Stated task
Give all of the lines again exactly as they read.

Data supplied
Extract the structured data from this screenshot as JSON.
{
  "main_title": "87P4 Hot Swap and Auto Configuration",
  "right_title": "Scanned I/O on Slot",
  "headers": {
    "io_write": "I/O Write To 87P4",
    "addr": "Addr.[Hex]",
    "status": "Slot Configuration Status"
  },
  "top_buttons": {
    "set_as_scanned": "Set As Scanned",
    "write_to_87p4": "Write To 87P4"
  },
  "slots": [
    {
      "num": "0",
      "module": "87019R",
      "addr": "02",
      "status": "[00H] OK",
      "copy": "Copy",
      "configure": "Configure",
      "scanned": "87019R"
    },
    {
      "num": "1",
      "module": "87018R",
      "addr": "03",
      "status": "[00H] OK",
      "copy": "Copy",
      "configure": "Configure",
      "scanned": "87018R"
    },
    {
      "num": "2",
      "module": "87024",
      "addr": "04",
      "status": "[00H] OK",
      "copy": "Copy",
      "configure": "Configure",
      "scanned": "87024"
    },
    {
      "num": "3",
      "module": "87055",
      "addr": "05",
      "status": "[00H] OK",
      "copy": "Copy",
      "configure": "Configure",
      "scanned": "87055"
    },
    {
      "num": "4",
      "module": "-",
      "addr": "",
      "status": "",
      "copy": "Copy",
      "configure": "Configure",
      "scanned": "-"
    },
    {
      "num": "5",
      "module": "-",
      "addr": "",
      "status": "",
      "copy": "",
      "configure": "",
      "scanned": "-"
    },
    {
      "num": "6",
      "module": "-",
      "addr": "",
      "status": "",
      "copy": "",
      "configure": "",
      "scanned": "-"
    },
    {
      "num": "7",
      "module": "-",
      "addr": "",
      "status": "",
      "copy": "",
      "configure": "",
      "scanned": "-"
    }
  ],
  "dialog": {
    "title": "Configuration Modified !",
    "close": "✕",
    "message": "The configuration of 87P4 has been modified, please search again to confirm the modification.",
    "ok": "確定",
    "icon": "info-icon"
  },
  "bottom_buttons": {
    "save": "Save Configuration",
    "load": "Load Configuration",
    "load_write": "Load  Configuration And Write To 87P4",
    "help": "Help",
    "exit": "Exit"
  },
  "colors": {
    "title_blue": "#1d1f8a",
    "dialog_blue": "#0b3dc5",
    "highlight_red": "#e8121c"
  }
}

In response
Extract the structured data from this screenshot as JSON.
{
  "main_title": "87P4 Hot Swap and Auto Configuration",
  "right_title": "Scanned I/O on Slot",
  "headers": {
    "io_write": "I/O Write To 87P4",
    "addr": "Addr.[Hex]",
    "status": "Slot Configuration Status"
  },
  "top_buttons": {
    "set_as_scanned": "Set As Scanned",
    "write_to_87p4": "Write To 87P4"
  },
  "slots": [
    {
      "num": "0",
      "module": "87019R",
      "addr": "02",
      "status": "[00H] OK",
      "copy": "Copy",
      "configure": "Configure",
      "scanned": "87019R"
    },
    {
      "num": "1",
      "module": "87018R",
      "addr": "03",
      "status": "[00H] OK",
      "copy": "Copy",
      "configure": "Configure",
      "scanned": "87018R"
    },
    {
      "num": "2",
      "module": "87024",
      "addr": "04",
      "status": "[00H] OK",
      "copy": "Copy",
      "configure": "Configure",
      "scanned": "87024"
    },
    {
      "num": "3",
      "module": "87055",
      "addr": "05",
      "status": "[00H] OK",
      "copy": "Copy",
      "configure": "Configure",
      "scanned": "87055"
    },
    {
      "num": "4",
      "module": "-",
      "addr": "",
      "status": "",
      "copy": "Copy",
      "configure": "Configure",
      "scanned": "-"
    },
    {
      "num": "5",
      "module": "-",
      "addr": "",
      "status": "",
      "copy": "",
      "configure": "",
      "scanned": "-"
    },
    {
      "num": "6",
      "module": "-",
      "addr": "",
      "status": "",
      "copy": "",
      "configure": "",
      "scanned": "-"
    },
    {
      "num": "7",
      "module": "-",
      "addr": "",
      "status": "",
      "copy": "",
      "configure": "",
      "scanned": "-"
    }
  ],
  "dialog": {
    "title": "Configuration Modified !",
    "close": "✕",
    "message": "The configuration of 87P4 has been modified, please search again to confirm the modification.",
    "ok": "確定",
    "icon": "info-icon"
  },
  "bottom_buttons": {
    "save": "Save Configuration",
    "load": "Load Configuration",
    "load_write": "Load  Configuration And Write To 87P4",
    "help": "Help",
    "exit": "Exit"
  },
  "colors": {
    "title_blue": "#1d1f8a",
    "dialog_blue": "#0b3dc5",
    "highlight_red": "#e8121c"
  }
}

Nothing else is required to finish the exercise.